*SET PROBLEM*: Read the data and repeat it in full, exactly.

*EXTRACTED ENTRIES*:
■ ■ ■ ■

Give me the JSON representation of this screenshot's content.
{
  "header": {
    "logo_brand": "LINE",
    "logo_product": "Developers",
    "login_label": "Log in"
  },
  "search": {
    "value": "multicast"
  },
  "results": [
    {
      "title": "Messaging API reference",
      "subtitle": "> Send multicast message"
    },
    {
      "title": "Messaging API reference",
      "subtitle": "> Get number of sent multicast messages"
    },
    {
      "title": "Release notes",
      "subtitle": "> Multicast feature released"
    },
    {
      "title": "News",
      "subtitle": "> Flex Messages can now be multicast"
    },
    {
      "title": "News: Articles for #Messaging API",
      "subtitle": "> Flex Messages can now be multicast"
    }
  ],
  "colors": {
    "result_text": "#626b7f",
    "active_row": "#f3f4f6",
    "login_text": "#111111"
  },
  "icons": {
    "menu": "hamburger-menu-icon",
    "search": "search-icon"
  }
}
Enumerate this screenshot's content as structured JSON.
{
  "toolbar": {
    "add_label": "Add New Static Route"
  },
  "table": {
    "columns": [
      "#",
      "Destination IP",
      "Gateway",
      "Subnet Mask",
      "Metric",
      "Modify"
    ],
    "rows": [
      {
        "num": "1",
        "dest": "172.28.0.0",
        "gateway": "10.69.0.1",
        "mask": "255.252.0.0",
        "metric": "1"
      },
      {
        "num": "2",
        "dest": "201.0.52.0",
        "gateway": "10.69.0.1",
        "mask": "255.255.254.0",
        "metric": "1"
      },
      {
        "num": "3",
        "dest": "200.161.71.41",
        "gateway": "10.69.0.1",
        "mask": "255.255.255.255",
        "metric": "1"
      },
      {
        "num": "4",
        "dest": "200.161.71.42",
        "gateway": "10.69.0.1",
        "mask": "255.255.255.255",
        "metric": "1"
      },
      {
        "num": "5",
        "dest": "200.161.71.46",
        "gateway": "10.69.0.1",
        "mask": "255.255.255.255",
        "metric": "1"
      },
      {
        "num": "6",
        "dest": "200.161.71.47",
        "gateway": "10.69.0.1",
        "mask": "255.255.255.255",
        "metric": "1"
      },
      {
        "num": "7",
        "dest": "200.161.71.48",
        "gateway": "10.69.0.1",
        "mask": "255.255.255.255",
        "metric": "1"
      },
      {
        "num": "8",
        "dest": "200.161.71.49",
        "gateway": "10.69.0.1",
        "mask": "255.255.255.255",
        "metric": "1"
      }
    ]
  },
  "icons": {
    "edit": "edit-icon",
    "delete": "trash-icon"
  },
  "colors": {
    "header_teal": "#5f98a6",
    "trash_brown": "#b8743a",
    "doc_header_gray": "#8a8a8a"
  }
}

■ ■ ■ ■

*RESPONSE*:
Give me the JSON representation of this screenshot's content.
{
  "header": {
    "logo_brand": "LINE",
    "logo_product": "Developers",
    "login_label": "Log in"
  },
  "search": {
    "value": "multicast"
  },
  "results": [
    {
      "title": "Messaging API reference",
      "subtitle": "> Send multicast message"
    },
    {
      "title": "Messaging API reference",
      "subtitle": "> Get number of sent multicast messages"
    },
    {
      "title": "Release notes",
      "subtitle": "> Multicast feature released"
    },
    {
      "title": "News",
      "subtitle": "> Flex Messages can now be multicast"
    },
    {
      "title": "News: Articles for #Messaging API",
      "subtitle": "> Flex Messages can now be multicast"
    }
  ],
  "colors": {
    "result_text": "#626b7f",
    "active_row": "#f3f4f6",
    "login_text": "#111111"
  },
  "icons": {
    "menu": "hamburger-menu-icon",
    "search": "search-icon"
  }
}
Enumerate this screenshot's content as structured JSON.
{
  "toolbar": {
    "add_label": "Add New Static Route"
  },
  "table": {
    "columns": [
      "#",
      "Destination IP",
      "Gateway",
      "Subnet Mask",
      "Metric",
      "Modify"
    ],
    "rows": [
      {
        "num": "1",
        "dest": "172.28.0.0",
        "gateway": "10.69.0.1",
        "mask": "255.252.0.0",
        "metric": "1"
      },
      {
        "num": "2",
        "dest": "201.0.52.0",
        "gateway": "10.69.0.1",
        "mask": "255.255.254.0",
        "metric": "1"
      },
      {
        "num": "3",
        "dest": "200.161.71.41",
        "gateway": "10.69.0.1",
        "mask": "255.255.255.255",
        "metric": "1"
      },
      {
        "num": "4",
        "dest": "200.161.71.42",
        "gateway": "10.69.0.1",
        "mask": "255.255.255.255",
        "metric": "1"
      },
      {
        "num": "5",
        "dest": "200.161.71.46",
        "gateway": "10.69.0.1",
        "mask": "255.255.255.255",
        "metric": "1"
      },
      {
        "num": "6",
        "dest": "200.161.71.47",
        "gateway": "10.69.0.1",
        "mask": "255.255.255.255",
        "metric": "1"
      },
      {
        "num": "7",
        "dest": "200.161.71.48",
        "gateway": "10.69.0.1",
        "mask": "255.255.255.255",
        "metric": "1"
      },
      {
        "num": "8",
        "dest": "200.161.71.49",
        "gateway": "10.69.0.1",
        "mask": "255.255.255.255",
        "metric": "1"
      }
    ]
  },
  "icons": {
    "edit": "edit-icon",
    "delete": "trash-icon"
  },
  "colors": {
    "header_teal": "#5f98a6",
    "trash_brown": "#b8743a",
    "doc_header_gray": "#8a8a8a"
  }
}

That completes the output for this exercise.